WHAT THE EXERCISE ASKS:
Copy the material below line for line, leaving every character unchanged.

■ ■ ■ ■ ■ ■ ■

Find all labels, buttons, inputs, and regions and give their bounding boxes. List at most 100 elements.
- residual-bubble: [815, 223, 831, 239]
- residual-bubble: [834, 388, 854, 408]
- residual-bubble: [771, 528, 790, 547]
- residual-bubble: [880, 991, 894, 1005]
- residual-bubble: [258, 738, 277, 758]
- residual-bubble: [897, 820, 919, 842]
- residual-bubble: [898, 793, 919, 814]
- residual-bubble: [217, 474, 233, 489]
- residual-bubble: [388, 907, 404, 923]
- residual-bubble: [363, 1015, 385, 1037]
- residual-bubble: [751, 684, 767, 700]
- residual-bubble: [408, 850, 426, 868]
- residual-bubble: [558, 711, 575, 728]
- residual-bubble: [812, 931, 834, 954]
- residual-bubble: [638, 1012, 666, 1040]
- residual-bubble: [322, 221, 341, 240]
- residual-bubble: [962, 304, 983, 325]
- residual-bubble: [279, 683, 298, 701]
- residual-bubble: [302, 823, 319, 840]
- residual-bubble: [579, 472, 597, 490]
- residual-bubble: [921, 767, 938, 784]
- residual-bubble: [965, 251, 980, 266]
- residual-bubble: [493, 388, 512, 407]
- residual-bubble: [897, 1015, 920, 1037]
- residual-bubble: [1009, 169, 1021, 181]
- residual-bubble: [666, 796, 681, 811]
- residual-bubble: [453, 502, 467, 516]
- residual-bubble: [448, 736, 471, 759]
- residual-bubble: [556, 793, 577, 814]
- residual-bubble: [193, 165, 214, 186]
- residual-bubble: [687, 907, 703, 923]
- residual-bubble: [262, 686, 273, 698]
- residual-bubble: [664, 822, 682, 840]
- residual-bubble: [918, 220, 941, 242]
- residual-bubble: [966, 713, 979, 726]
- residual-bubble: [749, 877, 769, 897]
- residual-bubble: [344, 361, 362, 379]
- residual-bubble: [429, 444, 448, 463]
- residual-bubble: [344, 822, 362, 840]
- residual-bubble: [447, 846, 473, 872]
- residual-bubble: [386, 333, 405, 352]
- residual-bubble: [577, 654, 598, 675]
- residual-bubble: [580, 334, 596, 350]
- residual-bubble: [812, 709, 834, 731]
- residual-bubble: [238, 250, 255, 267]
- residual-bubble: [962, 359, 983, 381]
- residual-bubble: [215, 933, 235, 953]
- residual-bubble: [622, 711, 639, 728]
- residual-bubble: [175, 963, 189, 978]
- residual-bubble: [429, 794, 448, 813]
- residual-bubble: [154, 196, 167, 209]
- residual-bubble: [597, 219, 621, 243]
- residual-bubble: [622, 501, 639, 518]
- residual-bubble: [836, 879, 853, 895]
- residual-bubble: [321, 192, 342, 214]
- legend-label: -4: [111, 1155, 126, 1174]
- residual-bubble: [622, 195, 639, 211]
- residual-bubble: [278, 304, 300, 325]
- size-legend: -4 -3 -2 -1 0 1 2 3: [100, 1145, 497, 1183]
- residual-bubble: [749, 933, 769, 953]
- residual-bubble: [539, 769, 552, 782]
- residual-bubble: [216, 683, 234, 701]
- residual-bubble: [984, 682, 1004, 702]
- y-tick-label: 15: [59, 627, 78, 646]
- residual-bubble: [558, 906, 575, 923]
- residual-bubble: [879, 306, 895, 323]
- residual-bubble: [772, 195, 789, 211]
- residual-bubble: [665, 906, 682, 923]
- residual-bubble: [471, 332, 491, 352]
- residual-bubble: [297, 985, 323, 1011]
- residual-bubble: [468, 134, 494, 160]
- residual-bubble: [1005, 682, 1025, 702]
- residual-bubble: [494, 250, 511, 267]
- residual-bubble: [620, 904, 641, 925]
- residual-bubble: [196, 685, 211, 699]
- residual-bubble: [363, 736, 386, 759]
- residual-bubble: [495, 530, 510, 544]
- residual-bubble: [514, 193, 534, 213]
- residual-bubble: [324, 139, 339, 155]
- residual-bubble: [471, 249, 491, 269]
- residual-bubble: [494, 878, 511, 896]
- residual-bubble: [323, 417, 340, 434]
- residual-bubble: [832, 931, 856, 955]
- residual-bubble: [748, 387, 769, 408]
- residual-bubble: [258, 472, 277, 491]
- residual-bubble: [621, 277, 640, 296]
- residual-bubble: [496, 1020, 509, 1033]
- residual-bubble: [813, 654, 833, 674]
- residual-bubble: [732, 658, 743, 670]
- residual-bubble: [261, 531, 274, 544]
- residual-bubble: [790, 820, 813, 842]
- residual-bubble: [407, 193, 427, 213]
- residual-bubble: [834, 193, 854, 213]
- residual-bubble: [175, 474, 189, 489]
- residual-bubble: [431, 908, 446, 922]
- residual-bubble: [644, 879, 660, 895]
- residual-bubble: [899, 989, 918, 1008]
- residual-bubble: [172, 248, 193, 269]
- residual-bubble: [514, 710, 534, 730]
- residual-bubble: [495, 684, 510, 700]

■ ■ ■ ■ ■ ■ ■

TASK SOLUTION:
Find all labels, buttons, inputs, and regions and give their bounding boxes. List at most 100 elements.
- residual-bubble: [815, 223, 831, 239]
- residual-bubble: [834, 388, 854, 408]
- residual-bubble: [771, 528, 790, 547]
- residual-bubble: [880, 991, 894, 1005]
- residual-bubble: [258, 738, 277, 758]
- residual-bubble: [897, 820, 919, 842]
- residual-bubble: [898, 793, 919, 814]
- residual-bubble: [217, 474, 233, 489]
- residual-bubble: [388, 907, 404, 923]
- residual-bubble: [363, 1015, 385, 1037]
- residual-bubble: [751, 684, 767, 700]
- residual-bubble: [408, 850, 426, 868]
- residual-bubble: [558, 711, 575, 728]
- residual-bubble: [812, 931, 834, 954]
- residual-bubble: [638, 1012, 666, 1040]
- residual-bubble: [322, 221, 341, 240]
- residual-bubble: [962, 304, 983, 325]
- residual-bubble: [279, 683, 298, 701]
- residual-bubble: [302, 823, 319, 840]
- residual-bubble: [579, 472, 597, 490]
- residual-bubble: [921, 767, 938, 784]
- residual-bubble: [965, 251, 980, 266]
- residual-bubble: [493, 388, 512, 407]
- residual-bubble: [897, 1015, 920, 1037]
- residual-bubble: [1009, 169, 1021, 181]
- residual-bubble: [666, 796, 681, 811]
- residual-bubble: [453, 502, 467, 516]
- residual-bubble: [448, 736, 471, 759]
- residual-bubble: [556, 793, 577, 814]
- residual-bubble: [193, 165, 214, 186]
- residual-bubble: [687, 907, 703, 923]
- residual-bubble: [262, 686, 273, 698]
- residual-bubble: [664, 822, 682, 840]
- residual-bubble: [918, 220, 941, 242]
- residual-bubble: [966, 713, 979, 726]
- residual-bubble: [749, 877, 769, 897]
- residual-bubble: [344, 361, 362, 379]
- residual-bubble: [429, 444, 448, 463]
- residual-bubble: [344, 822, 362, 840]
- residual-bubble: [447, 846, 473, 872]
- residual-bubble: [386, 333, 405, 352]
- residual-bubble: [577, 654, 598, 675]
- residual-bubble: [580, 334, 596, 350]
- residual-bubble: [812, 709, 834, 731]
- residual-bubble: [238, 250, 255, 267]
- residual-bubble: [962, 359, 983, 381]
- residual-bubble: [215, 933, 235, 953]
- residual-bubble: [622, 711, 639, 728]
- residual-bubble: [175, 963, 189, 978]
- residual-bubble: [429, 794, 448, 813]
- residual-bubble: [154, 196, 167, 209]
- residual-bubble: [597, 219, 621, 243]
- residual-bubble: [622, 501, 639, 518]
- residual-bubble: [836, 879, 853, 895]
- residual-bubble: [321, 192, 342, 214]
- legend-label: -4: [111, 1155, 126, 1174]
- residual-bubble: [622, 195, 639, 211]
- residual-bubble: [278, 304, 300, 325]
- size-legend: -4 -3 -2 -1 0 1 2 3: [100, 1145, 497, 1183]
- residual-bubble: [749, 933, 769, 953]
- residual-bubble: [539, 769, 552, 782]
- residual-bubble: [216, 683, 234, 701]
- residual-bubble: [984, 682, 1004, 702]
- y-tick-label: 15: [59, 627, 78, 646]
- residual-bubble: [558, 906, 575, 923]
- residual-bubble: [879, 306, 895, 323]
- residual-bubble: [772, 195, 789, 211]
- residual-bubble: [665, 906, 682, 923]
- residual-bubble: [471, 332, 491, 352]
- residual-bubble: [297, 985, 323, 1011]
- residual-bubble: [468, 134, 494, 160]
- residual-bubble: [1005, 682, 1025, 702]
- residual-bubble: [494, 250, 511, 267]
- residual-bubble: [620, 904, 641, 925]
- residual-bubble: [196, 685, 211, 699]
- residual-bubble: [363, 736, 386, 759]
- residual-bubble: [495, 530, 510, 544]
- residual-bubble: [514, 193, 534, 213]
- residual-bubble: [324, 139, 339, 155]
- residual-bubble: [471, 249, 491, 269]
- residual-bubble: [494, 878, 511, 896]
- residual-bubble: [323, 417, 340, 434]
- residual-bubble: [832, 931, 856, 955]
- residual-bubble: [748, 387, 769, 408]
- residual-bubble: [258, 472, 277, 491]
- residual-bubble: [621, 277, 640, 296]
- residual-bubble: [496, 1020, 509, 1033]
- residual-bubble: [813, 654, 833, 674]
- residual-bubble: [732, 658, 743, 670]
- residual-bubble: [261, 531, 274, 544]
- residual-bubble: [790, 820, 813, 842]
- residual-bubble: [407, 193, 427, 213]
- residual-bubble: [834, 193, 854, 213]
- residual-bubble: [175, 474, 189, 489]
- residual-bubble: [431, 908, 446, 922]
- residual-bubble: [644, 879, 660, 895]
- residual-bubble: [899, 989, 918, 1008]
- residual-bubble: [172, 248, 193, 269]
- residual-bubble: [514, 710, 534, 730]
- residual-bubble: [495, 684, 510, 700]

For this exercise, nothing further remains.